[Description of the task] Set out each line from the following listing that includes the word "параметра".

(Rows from a dataset)
---*---
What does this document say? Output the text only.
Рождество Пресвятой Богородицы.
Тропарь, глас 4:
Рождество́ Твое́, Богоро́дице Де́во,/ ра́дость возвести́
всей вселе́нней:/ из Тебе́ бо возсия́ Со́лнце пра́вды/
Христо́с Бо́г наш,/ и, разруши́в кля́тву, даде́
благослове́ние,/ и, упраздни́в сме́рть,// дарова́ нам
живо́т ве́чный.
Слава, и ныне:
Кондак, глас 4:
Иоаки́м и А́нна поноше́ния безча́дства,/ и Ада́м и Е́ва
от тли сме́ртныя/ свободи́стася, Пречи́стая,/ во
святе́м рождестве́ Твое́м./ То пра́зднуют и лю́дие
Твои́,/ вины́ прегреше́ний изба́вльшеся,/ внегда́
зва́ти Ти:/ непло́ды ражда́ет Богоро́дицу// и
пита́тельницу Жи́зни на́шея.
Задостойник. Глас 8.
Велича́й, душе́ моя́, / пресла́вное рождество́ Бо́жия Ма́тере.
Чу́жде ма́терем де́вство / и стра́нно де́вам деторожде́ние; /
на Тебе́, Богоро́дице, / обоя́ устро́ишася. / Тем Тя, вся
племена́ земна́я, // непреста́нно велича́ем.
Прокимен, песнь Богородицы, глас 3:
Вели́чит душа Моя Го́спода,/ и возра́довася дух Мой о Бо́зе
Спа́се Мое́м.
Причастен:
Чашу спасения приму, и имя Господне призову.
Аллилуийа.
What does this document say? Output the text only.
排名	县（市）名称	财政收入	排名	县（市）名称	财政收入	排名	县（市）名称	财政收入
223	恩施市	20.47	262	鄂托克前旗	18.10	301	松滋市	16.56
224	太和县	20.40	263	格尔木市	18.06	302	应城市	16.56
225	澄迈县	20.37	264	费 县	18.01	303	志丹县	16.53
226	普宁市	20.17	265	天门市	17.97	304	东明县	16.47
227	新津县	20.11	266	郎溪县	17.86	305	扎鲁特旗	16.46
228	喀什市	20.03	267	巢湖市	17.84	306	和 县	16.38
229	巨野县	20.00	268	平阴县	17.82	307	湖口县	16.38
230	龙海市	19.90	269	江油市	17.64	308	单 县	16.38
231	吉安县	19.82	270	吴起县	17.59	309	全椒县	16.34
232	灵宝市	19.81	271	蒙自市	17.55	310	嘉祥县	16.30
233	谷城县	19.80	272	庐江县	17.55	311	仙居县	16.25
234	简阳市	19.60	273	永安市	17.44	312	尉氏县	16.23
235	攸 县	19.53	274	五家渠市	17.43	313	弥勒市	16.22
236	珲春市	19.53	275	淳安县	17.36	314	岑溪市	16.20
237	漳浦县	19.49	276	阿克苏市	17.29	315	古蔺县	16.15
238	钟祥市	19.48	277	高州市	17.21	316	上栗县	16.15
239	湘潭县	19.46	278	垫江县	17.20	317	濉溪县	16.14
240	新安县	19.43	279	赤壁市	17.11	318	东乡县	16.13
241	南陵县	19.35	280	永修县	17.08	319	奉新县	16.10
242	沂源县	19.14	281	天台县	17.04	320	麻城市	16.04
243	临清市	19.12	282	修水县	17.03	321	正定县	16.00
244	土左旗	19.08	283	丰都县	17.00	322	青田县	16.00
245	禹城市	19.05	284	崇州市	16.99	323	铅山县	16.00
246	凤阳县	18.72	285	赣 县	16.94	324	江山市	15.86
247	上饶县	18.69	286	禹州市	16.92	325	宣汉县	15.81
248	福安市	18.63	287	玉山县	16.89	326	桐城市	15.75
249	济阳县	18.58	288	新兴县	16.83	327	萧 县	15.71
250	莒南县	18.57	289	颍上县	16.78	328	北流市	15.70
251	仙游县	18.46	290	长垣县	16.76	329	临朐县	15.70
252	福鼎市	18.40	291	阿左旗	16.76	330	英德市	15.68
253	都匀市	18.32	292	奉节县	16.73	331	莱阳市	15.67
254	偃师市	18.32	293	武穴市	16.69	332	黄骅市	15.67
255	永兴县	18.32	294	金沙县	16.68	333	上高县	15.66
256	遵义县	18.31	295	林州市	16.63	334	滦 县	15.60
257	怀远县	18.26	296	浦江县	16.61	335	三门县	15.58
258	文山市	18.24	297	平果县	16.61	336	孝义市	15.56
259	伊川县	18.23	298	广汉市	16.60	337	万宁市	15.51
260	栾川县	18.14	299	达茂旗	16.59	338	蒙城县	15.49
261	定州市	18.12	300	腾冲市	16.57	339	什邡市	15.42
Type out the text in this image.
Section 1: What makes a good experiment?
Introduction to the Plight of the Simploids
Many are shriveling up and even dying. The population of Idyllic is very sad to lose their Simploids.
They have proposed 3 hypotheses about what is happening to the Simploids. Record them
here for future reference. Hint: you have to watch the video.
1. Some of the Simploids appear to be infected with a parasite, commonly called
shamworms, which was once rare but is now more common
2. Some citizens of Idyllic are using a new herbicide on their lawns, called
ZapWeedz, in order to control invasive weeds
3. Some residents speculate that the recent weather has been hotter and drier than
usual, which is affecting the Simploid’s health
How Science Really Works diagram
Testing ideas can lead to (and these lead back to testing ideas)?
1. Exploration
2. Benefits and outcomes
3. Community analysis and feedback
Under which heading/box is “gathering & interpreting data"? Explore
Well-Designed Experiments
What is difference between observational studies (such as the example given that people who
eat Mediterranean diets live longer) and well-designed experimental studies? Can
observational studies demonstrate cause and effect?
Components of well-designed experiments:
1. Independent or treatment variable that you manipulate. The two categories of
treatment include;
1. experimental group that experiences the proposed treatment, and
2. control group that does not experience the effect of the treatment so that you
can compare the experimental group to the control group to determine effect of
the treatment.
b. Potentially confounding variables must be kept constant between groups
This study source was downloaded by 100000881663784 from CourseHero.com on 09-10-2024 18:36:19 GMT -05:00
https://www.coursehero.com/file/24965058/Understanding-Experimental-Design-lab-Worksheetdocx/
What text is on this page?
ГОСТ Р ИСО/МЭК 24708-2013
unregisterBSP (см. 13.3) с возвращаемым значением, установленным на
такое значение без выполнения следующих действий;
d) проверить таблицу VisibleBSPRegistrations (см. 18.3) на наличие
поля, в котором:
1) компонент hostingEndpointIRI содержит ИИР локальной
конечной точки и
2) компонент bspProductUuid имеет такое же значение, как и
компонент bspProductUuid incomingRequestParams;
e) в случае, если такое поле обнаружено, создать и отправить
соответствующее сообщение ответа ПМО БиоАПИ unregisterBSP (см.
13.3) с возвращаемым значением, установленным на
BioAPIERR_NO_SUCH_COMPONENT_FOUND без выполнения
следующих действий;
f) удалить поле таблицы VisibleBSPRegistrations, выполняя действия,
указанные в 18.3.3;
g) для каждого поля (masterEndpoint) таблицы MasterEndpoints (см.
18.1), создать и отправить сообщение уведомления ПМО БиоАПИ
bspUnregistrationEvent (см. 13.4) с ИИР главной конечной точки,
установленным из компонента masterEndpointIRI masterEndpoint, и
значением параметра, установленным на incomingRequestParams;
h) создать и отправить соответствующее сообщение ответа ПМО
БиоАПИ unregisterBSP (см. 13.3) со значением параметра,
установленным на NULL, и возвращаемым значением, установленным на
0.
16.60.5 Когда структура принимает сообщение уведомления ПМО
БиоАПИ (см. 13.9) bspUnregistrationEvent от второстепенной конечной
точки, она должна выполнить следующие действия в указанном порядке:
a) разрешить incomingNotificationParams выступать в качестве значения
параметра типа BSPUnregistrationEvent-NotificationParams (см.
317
---*---
[Task solution]
значением параметра, установленным на incomingRequestParams;
БиоАПИ unregisterBSP (см. 13.3) со значением параметра,
параметра типа BSPUnregistrationEvent-NotificationParams (см.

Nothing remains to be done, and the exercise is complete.